Wherever the word "Contracts" appears in a line, extract that line.

= Excerpted records =
————

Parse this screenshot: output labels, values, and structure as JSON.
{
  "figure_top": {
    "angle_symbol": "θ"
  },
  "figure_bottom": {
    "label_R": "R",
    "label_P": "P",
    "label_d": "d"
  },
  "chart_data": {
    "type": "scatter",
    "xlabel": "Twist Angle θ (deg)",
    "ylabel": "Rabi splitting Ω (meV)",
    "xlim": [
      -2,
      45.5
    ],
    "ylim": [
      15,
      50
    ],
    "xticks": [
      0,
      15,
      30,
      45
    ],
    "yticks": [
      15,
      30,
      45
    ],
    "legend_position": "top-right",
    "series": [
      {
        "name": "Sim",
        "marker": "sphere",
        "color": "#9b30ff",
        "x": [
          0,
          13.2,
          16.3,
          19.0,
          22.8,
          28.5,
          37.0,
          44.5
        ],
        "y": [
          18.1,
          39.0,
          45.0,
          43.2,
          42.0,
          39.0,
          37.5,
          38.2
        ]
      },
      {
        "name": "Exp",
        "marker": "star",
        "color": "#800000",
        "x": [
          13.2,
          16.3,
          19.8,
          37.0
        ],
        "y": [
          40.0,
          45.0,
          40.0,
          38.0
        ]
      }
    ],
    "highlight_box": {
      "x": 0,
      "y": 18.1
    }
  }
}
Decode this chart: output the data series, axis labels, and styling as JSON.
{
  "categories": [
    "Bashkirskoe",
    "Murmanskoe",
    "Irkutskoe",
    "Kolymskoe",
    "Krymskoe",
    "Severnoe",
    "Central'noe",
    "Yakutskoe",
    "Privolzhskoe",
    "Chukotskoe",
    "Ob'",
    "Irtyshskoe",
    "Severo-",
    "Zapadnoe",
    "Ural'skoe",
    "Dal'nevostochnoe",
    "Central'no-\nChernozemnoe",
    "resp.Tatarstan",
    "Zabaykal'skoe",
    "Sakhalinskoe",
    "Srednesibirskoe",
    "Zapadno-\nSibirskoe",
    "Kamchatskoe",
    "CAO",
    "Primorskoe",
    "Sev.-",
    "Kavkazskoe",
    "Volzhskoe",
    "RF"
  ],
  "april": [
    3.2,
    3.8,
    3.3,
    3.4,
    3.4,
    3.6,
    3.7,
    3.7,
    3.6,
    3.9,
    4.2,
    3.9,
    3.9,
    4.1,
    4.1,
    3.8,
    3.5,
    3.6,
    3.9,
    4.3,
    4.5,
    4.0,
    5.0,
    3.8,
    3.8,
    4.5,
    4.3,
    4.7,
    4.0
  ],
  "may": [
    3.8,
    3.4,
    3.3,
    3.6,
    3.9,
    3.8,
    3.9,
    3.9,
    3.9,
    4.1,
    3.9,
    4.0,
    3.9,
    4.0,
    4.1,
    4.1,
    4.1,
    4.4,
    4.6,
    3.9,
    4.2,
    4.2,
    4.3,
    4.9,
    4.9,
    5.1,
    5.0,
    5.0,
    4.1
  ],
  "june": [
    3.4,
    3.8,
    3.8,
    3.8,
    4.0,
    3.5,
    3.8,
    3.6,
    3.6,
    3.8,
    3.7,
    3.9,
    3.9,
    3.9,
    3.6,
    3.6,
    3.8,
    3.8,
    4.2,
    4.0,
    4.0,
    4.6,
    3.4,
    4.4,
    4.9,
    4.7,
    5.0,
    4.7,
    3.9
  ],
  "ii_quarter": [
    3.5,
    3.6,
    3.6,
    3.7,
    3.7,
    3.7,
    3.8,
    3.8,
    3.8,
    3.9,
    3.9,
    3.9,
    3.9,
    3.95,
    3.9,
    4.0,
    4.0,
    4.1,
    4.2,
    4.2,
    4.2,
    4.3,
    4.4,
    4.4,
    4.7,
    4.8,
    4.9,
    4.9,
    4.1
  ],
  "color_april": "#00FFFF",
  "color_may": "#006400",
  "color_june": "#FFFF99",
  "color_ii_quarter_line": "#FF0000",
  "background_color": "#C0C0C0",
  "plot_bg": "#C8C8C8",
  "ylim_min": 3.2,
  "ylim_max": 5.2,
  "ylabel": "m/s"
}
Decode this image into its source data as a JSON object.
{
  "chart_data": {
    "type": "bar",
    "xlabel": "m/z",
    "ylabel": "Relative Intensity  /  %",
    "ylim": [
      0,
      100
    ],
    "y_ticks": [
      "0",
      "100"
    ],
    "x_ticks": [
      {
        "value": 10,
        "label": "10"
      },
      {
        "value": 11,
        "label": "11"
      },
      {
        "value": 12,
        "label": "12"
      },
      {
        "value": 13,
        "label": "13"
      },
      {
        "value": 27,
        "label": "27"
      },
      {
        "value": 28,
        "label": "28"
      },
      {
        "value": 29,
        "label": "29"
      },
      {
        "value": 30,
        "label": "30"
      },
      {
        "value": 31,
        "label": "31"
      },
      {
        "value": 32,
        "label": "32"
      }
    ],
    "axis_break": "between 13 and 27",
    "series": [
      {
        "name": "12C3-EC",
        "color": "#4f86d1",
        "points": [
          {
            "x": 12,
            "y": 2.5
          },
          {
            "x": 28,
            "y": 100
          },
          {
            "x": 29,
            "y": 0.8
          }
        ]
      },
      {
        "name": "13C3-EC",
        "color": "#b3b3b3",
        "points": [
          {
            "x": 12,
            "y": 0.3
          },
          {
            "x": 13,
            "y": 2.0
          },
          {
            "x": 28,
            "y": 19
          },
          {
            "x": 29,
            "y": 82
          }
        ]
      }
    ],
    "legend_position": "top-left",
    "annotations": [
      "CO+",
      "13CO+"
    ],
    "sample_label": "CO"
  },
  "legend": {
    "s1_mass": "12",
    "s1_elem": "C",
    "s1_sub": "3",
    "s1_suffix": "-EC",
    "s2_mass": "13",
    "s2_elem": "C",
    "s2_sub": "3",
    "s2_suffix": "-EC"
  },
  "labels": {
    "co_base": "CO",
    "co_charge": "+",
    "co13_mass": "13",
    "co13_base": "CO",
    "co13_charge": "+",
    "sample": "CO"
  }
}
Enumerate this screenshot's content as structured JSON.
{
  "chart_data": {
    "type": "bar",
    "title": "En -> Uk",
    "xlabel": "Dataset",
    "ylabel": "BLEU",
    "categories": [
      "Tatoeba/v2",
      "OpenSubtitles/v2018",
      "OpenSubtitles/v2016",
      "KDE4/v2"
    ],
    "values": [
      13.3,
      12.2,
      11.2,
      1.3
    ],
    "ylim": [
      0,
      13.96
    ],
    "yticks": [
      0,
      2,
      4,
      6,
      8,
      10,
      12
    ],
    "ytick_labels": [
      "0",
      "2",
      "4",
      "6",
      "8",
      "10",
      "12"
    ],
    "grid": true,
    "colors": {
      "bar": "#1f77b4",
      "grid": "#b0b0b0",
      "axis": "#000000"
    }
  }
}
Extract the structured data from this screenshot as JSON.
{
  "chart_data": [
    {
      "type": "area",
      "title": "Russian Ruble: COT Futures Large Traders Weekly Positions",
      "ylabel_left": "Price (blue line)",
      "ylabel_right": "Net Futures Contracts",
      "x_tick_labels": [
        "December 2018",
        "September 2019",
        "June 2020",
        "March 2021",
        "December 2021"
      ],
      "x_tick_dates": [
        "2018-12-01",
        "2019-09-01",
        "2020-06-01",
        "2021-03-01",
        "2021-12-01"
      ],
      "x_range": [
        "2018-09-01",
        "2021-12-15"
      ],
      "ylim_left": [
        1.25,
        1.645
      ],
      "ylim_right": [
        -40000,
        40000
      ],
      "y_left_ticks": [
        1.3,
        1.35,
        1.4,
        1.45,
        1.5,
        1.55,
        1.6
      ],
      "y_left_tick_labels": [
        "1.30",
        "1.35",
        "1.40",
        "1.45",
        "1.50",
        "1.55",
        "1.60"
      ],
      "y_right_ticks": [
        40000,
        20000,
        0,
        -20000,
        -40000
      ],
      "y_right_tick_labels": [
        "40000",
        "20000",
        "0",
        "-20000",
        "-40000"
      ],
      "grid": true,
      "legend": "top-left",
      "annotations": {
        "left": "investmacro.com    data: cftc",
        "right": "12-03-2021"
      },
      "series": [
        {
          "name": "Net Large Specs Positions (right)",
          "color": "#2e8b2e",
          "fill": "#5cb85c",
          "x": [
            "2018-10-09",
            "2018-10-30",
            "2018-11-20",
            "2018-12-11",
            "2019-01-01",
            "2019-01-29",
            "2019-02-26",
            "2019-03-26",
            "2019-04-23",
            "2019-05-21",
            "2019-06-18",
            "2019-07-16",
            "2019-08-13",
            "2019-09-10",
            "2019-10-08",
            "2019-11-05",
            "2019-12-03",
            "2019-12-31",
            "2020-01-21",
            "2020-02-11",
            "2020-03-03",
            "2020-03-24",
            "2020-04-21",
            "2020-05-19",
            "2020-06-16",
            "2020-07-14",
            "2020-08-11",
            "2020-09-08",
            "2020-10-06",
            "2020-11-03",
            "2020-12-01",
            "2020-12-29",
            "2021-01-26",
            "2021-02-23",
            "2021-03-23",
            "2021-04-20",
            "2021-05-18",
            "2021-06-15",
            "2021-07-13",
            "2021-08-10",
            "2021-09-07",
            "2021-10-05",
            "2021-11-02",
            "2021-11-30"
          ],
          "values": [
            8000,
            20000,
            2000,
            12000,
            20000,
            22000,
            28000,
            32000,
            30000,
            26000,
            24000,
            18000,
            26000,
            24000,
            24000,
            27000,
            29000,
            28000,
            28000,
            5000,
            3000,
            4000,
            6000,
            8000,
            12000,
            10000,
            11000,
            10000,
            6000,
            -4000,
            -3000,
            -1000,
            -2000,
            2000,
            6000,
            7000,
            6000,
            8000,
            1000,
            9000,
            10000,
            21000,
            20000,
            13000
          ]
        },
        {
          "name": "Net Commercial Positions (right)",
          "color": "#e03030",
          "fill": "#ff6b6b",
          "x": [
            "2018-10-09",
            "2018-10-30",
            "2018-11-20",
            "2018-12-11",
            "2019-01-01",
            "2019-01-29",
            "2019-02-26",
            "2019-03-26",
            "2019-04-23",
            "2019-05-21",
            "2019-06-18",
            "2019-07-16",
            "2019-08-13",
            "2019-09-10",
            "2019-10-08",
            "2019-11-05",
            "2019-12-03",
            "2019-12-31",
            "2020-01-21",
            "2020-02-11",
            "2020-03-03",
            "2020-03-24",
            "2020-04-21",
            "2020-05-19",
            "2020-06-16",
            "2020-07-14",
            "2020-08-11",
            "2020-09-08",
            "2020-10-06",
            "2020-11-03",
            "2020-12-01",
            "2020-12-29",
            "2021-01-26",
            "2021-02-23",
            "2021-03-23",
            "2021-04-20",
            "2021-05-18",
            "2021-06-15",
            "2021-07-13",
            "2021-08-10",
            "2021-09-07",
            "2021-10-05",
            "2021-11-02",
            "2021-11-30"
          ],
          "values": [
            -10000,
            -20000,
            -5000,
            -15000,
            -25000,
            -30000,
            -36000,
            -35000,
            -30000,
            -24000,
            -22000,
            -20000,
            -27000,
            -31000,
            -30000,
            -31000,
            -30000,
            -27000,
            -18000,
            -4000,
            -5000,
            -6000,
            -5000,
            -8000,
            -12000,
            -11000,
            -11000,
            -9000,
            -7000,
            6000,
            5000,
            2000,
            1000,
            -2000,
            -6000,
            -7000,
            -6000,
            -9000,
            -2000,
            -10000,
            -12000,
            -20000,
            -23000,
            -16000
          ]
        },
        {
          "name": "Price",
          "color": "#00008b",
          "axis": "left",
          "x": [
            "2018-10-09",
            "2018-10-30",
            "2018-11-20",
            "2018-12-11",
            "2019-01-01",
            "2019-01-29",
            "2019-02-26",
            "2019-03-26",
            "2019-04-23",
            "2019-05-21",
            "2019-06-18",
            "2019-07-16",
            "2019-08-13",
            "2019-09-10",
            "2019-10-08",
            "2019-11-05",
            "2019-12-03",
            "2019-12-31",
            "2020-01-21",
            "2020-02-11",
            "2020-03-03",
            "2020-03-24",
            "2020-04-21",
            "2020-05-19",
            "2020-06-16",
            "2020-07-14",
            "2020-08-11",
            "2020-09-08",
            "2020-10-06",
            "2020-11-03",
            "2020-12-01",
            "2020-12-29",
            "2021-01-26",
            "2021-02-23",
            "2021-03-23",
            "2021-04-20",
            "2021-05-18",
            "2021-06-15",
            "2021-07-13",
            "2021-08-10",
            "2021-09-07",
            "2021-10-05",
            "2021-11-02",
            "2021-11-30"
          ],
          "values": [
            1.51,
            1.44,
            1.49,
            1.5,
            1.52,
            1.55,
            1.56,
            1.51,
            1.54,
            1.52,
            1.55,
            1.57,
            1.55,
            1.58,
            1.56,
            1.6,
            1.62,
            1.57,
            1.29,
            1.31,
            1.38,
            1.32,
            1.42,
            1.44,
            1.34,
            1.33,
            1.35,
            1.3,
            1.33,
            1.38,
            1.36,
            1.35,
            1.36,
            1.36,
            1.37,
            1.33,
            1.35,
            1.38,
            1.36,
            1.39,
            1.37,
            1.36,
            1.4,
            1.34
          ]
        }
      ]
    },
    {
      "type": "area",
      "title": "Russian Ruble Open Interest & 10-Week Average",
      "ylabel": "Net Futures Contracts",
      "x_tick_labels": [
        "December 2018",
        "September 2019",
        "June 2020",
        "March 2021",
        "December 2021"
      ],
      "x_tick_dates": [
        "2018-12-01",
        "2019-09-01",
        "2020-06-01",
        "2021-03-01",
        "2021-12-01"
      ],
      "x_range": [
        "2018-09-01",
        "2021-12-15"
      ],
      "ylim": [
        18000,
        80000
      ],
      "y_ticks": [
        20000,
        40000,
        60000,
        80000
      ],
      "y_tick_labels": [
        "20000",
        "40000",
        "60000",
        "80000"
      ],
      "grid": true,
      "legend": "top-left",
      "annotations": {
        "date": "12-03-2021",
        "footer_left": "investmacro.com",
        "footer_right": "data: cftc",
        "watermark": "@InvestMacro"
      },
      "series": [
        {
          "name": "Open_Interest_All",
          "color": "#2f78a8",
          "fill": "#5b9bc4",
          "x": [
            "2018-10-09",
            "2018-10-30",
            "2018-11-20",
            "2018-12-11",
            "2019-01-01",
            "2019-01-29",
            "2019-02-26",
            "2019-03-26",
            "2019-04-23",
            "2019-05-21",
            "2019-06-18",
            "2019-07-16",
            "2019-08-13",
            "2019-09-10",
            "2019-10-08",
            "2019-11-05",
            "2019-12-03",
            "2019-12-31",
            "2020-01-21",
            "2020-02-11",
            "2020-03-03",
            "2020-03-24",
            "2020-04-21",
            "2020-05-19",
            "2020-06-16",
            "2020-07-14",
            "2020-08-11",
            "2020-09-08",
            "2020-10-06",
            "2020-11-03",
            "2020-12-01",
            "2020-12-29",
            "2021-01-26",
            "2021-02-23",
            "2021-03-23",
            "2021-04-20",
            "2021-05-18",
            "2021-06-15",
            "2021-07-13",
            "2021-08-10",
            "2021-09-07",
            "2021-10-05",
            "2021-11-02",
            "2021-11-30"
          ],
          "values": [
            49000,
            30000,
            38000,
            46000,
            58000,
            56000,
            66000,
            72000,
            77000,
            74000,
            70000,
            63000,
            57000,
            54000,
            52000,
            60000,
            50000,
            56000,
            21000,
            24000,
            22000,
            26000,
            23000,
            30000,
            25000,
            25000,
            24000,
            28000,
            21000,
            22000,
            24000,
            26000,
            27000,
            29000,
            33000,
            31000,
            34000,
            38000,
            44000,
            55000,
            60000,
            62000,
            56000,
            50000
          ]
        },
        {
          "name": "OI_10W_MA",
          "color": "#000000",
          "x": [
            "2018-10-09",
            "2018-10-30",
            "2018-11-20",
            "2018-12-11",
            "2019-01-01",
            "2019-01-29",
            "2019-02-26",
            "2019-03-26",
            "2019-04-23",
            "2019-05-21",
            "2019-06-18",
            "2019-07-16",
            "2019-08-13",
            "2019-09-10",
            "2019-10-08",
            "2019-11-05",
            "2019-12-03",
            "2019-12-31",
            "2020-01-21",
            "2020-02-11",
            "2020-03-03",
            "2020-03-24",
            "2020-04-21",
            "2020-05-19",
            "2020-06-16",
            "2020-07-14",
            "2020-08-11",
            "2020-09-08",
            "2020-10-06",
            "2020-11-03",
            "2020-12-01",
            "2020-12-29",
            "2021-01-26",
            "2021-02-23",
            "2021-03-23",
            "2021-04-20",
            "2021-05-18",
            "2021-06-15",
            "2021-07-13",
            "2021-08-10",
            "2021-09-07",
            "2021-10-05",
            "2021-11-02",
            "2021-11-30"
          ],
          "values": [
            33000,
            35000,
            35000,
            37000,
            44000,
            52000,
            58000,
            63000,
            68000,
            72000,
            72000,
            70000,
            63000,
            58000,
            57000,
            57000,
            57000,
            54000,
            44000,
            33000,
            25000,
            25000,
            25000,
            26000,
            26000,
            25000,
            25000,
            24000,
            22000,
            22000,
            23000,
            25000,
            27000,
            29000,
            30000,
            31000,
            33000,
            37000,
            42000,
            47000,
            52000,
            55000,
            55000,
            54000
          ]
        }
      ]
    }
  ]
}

————

= Solution for this exercise =
      "ylabel_right": "Net Futures Contracts",
      "ylabel": "Net Futures Contracts",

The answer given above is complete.